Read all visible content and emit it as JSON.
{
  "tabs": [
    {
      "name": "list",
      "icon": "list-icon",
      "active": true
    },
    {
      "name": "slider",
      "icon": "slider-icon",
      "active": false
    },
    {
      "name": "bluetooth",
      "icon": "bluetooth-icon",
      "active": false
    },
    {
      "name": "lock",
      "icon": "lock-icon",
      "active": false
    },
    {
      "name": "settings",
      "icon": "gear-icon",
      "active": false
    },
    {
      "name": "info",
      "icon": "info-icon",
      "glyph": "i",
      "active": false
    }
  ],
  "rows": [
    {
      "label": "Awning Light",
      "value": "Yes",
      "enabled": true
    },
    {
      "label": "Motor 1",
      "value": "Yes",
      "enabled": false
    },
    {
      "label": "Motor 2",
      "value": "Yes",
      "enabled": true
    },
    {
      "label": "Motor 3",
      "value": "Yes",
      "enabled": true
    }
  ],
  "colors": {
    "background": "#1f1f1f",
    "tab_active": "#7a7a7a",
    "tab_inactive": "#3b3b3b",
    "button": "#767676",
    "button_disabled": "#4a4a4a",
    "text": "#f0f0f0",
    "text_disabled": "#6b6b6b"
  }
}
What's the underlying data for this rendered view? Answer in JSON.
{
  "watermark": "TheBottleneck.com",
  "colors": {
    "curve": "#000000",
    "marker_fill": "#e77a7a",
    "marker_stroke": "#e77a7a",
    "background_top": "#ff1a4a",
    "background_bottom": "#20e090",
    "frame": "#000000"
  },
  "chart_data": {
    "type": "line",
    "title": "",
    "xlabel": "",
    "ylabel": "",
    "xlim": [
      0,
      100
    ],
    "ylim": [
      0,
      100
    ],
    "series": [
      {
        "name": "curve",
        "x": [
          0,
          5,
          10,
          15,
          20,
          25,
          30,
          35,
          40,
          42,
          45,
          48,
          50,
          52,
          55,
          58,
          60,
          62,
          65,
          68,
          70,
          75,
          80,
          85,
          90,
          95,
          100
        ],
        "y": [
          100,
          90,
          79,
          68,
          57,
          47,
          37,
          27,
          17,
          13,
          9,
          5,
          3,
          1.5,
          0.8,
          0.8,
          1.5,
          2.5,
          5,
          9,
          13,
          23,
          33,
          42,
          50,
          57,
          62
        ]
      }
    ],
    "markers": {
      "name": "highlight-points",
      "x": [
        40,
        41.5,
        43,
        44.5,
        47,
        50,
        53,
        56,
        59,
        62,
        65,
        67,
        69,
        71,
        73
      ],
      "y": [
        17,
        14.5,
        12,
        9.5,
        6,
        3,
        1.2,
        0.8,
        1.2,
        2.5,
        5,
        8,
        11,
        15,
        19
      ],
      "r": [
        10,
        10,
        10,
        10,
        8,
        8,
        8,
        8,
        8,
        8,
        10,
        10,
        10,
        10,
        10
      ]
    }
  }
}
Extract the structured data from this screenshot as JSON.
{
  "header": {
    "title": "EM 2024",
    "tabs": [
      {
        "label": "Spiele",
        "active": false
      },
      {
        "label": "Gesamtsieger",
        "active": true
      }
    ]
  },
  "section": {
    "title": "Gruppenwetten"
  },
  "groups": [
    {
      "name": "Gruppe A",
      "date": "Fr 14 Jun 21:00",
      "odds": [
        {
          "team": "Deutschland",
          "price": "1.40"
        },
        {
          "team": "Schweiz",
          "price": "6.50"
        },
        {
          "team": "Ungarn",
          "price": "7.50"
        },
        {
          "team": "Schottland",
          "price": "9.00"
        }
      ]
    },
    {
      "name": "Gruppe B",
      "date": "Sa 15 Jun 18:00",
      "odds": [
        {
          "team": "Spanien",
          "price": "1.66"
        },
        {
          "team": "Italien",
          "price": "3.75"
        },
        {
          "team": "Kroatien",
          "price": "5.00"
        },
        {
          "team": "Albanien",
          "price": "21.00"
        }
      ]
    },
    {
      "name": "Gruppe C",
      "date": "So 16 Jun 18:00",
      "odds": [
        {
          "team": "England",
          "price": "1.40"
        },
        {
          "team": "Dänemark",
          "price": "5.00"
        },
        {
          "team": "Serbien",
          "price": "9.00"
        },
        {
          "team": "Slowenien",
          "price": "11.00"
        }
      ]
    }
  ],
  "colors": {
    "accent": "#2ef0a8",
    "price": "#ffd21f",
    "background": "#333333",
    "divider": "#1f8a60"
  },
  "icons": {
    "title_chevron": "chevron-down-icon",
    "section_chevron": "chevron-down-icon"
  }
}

-*-*-

Each line of the material above either contains the word "chevron" or does not; state how many do, and nothing else.

2